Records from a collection
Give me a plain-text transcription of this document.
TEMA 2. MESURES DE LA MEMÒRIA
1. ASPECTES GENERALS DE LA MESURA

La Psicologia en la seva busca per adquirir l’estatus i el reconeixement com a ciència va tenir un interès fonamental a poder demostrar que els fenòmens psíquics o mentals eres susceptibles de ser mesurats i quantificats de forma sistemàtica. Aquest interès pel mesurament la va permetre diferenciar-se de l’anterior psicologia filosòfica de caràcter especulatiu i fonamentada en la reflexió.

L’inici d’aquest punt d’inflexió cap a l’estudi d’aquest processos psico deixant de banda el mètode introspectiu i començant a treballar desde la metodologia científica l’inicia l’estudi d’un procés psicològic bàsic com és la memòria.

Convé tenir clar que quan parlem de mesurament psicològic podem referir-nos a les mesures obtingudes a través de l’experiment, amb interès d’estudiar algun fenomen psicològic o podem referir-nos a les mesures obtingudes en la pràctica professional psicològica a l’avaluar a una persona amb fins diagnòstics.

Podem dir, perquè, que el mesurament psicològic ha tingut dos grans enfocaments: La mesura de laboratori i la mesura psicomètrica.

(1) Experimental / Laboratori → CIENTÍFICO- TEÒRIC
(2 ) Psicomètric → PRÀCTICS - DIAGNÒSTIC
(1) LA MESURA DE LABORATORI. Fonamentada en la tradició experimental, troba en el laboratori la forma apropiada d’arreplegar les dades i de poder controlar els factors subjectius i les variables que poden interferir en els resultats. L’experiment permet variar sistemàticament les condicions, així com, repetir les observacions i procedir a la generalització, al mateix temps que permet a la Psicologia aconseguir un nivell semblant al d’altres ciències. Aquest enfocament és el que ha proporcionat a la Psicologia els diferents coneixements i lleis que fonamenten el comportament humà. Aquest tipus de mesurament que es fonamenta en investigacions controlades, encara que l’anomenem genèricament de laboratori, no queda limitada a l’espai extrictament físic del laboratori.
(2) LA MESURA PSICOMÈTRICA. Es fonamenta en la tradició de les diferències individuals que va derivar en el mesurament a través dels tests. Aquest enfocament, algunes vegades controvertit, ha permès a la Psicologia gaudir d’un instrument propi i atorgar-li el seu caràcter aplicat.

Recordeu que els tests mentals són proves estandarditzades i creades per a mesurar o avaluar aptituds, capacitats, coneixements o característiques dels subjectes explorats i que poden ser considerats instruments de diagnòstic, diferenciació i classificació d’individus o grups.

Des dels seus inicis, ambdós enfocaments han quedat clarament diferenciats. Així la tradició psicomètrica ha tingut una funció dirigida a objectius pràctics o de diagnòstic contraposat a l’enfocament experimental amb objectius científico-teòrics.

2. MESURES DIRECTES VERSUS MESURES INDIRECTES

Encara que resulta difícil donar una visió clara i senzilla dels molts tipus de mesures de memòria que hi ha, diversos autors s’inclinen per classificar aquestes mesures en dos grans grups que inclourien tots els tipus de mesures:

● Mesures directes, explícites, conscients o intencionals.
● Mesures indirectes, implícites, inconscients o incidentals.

__Task objective__
Nothing may be left out: return each entry exactly as it reads.

__Exercise output__
Give me a plain-text transcription of this document.
TEMA 2. MESURES DE LA MEMÒRIA
1. ASPECTES GENERALS DE LA MESURA

La Psicologia en la seva busca per adquirir l’estatus i el reconeixement com a ciència va tenir un interès fonamental a poder demostrar que els fenòmens psíquics o mentals eres susceptibles de ser mesurats i quantificats de forma sistemàtica. Aquest interès pel mesurament la va permetre diferenciar-se de l’anterior psicologia filosòfica de caràcter especulatiu i fonamentada en la reflexió.

L’inici d’aquest punt d’inflexió cap a l’estudi d’aquest processos psico deixant de banda el mètode introspectiu i començant a treballar desde la metodologia científica l’inicia l’estudi d’un procés psicològic bàsic com és la memòria.

Convé tenir clar que quan parlem de mesurament psicològic podem referir-nos a les mesures obtingudes a través de l’experiment, amb interès d’estudiar algun fenomen psicològic o podem referir-nos a les mesures obtingudes en la pràctica professional psicològica a l’avaluar a una persona amb fins diagnòstics.

Podem dir, perquè, que el mesurament psicològic ha tingut dos grans enfocaments: La mesura de laboratori i la mesura psicomètrica.

(1) Experimental / Laboratori → CIENTÍFICO- TEÒRIC
(2 ) Psicomètric → PRÀCTICS - DIAGNÒSTIC
(1) LA MESURA DE LABORATORI. Fonamentada en la tradició experimental, troba en el laboratori la forma apropiada d’arreplegar les dades i de poder controlar els factors subjectius i les variables que poden interferir en els resultats. L’experiment permet variar sistemàticament les condicions, així com, repetir les observacions i procedir a la generalització, al mateix temps que permet a la Psicologia aconseguir un nivell semblant al d’altres ciències. Aquest enfocament és el que ha proporcionat a la Psicologia els diferents coneixements i lleis que fonamenten el comportament humà. Aquest tipus de mesurament que es fonamenta en investigacions controlades, encara que l’anomenem genèricament de laboratori, no queda limitada a l’espai extrictament físic del laboratori.
(2) LA MESURA PSICOMÈTRICA. Es fonamenta en la tradició de les diferències individuals que va derivar en el mesurament a través dels tests. Aquest enfocament, algunes vegades controvertit, ha permès a la Psicologia gaudir d’un instrument propi i atorgar-li el seu caràcter aplicat.

Recordeu que els tests mentals són proves estandarditzades i creades per a mesurar o avaluar aptituds, capacitats, coneixements o característiques dels subjectes explorats i que poden ser considerats instruments de diagnòstic, diferenciació i classificació d’individus o grups.

Des dels seus inicis, ambdós enfocaments han quedat clarament diferenciats. Així la tradició psicomètrica ha tingut una funció dirigida a objectius pràctics o de diagnòstic contraposat a l’enfocament experimental amb objectius científico-teòrics.

2. MESURES DIRECTES VERSUS MESURES INDIRECTES

Encara que resulta difícil donar una visió clara i senzilla dels molts tipus de mesures de memòria que hi ha, diversos autors s’inclinen per classificar aquestes mesures en dos grans grups que inclourien tots els tipus de mesures:

● Mesures directes, explícites, conscients o intencionals.
● Mesures indirectes, implícites, inconscients o incidentals.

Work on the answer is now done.